TASK DIRECTIONS —
Below are the records. Gather each line that holds "乙及び丙は".

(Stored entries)
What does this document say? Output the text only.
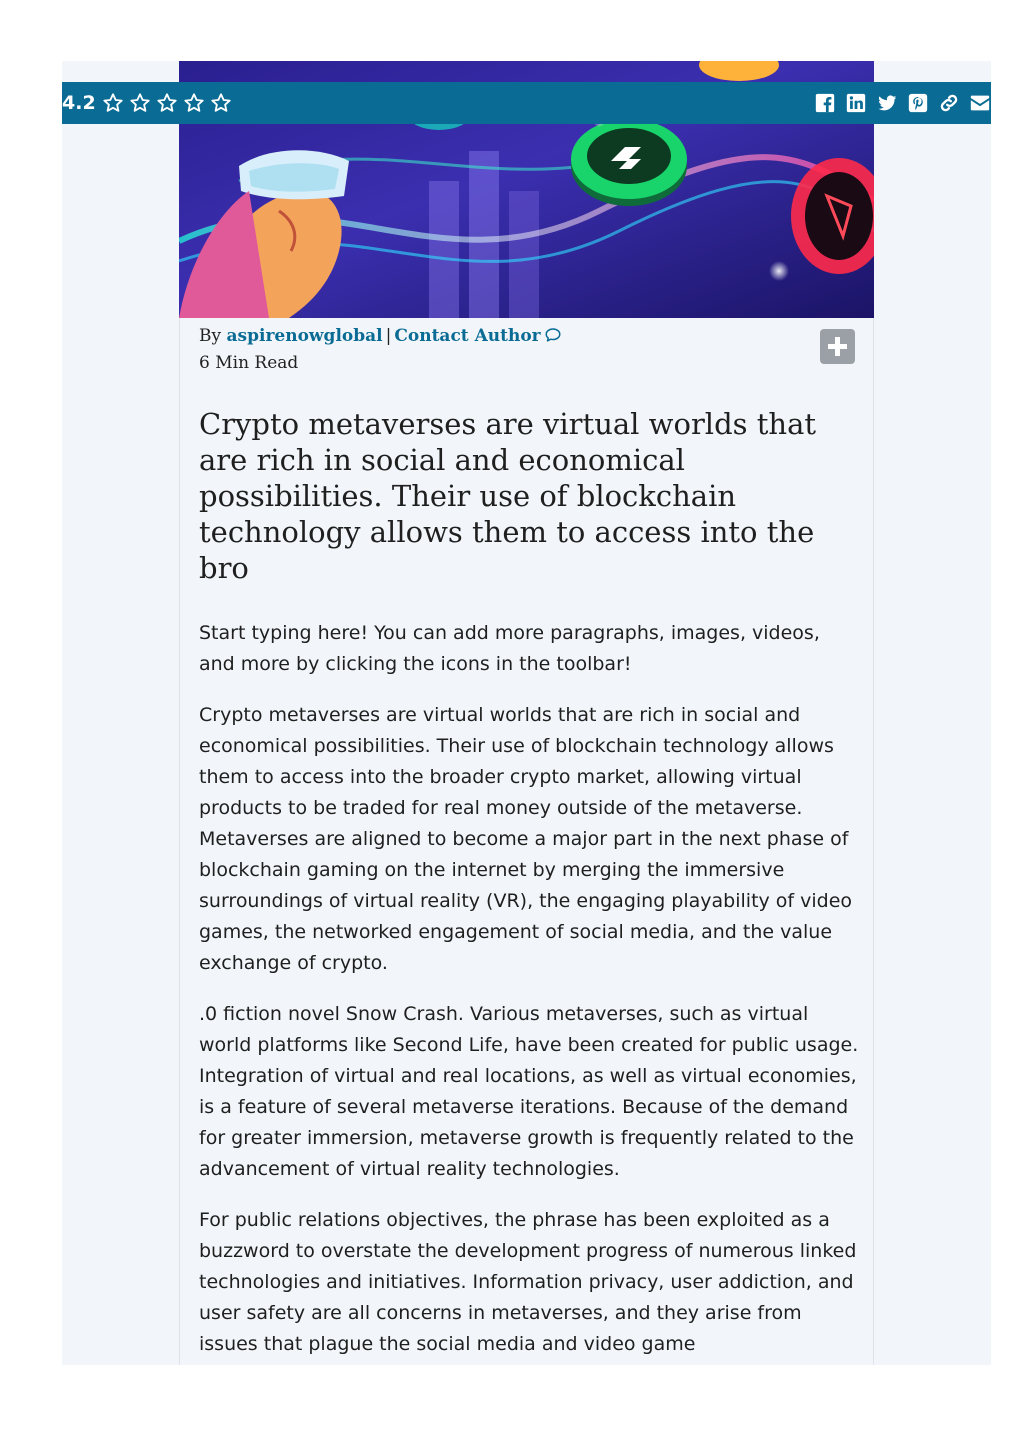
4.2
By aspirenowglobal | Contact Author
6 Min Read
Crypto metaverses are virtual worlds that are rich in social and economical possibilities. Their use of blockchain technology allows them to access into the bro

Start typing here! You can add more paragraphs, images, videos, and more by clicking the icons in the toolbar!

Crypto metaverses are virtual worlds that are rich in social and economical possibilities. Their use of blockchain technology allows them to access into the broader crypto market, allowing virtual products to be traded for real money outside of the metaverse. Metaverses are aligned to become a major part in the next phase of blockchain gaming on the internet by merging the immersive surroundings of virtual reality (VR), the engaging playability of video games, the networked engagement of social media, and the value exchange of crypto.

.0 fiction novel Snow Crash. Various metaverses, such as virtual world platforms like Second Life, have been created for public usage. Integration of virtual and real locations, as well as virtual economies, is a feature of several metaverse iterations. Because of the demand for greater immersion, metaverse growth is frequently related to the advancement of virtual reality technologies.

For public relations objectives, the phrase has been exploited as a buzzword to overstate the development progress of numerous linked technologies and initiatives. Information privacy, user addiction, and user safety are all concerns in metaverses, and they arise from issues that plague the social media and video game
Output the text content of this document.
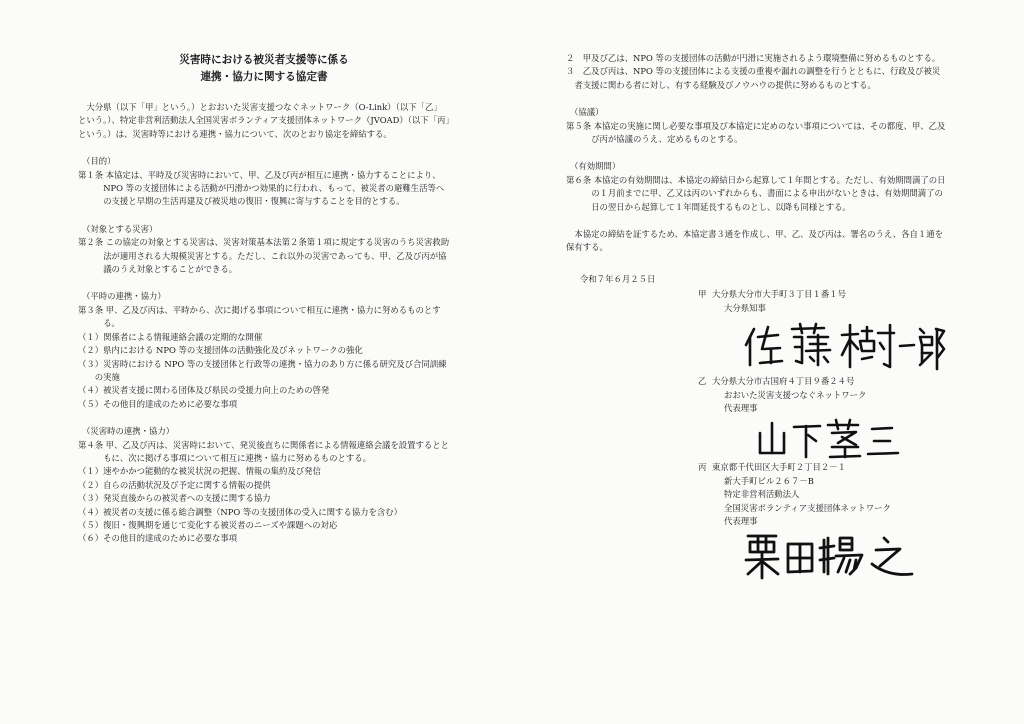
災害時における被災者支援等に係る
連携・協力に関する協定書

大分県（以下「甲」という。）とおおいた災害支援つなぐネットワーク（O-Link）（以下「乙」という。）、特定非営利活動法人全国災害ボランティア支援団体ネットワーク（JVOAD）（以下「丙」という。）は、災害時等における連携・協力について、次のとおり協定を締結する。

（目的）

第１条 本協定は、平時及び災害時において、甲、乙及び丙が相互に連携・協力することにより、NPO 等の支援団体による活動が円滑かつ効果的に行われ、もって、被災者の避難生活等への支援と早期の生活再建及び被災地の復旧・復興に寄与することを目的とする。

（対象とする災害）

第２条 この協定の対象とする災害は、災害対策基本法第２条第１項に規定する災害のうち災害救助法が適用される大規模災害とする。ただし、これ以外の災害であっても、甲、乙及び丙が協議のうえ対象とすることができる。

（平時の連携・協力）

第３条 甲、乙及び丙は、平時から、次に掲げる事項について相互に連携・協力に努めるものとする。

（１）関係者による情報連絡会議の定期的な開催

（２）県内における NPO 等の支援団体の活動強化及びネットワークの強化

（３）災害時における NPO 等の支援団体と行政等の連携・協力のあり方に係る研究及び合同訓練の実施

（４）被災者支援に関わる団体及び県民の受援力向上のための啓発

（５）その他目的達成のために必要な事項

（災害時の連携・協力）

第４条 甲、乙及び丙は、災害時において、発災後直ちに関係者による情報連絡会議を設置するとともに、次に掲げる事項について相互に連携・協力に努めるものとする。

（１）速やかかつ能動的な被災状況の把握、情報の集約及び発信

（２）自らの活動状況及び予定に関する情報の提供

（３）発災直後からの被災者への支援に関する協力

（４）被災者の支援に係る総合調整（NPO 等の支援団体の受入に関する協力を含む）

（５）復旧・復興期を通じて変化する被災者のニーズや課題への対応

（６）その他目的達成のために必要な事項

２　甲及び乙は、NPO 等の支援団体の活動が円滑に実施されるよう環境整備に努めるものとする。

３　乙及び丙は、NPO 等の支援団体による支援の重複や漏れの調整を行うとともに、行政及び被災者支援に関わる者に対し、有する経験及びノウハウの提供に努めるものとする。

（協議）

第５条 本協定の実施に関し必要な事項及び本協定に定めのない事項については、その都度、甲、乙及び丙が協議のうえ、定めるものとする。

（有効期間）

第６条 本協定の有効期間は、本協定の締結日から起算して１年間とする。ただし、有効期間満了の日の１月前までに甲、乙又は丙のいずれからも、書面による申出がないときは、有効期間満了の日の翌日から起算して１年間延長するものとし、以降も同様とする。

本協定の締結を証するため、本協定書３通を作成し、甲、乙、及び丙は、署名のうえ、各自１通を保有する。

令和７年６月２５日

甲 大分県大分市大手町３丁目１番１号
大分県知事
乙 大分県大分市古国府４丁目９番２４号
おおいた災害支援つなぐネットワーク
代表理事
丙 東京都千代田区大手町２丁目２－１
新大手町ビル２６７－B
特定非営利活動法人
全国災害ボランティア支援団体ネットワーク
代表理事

THE SOLUTION —
第３条 甲、乙及び丙は、平時から、次に掲げる事項について相互に連携・協力に努めるものとする。
第４条 甲、乙及び丙は、災害時において、発災後直ちに関係者による情報連絡会議を設置するとともに、次に掲げる事項について相互に連携・協力に努めるものとする。
３　乙及び丙は、NPO 等の支援団体による支援の重複や漏れの調整を行うとともに、行政及び被災者支援に関わる者に対し、有する経験及びノウハウの提供に努めるものとする。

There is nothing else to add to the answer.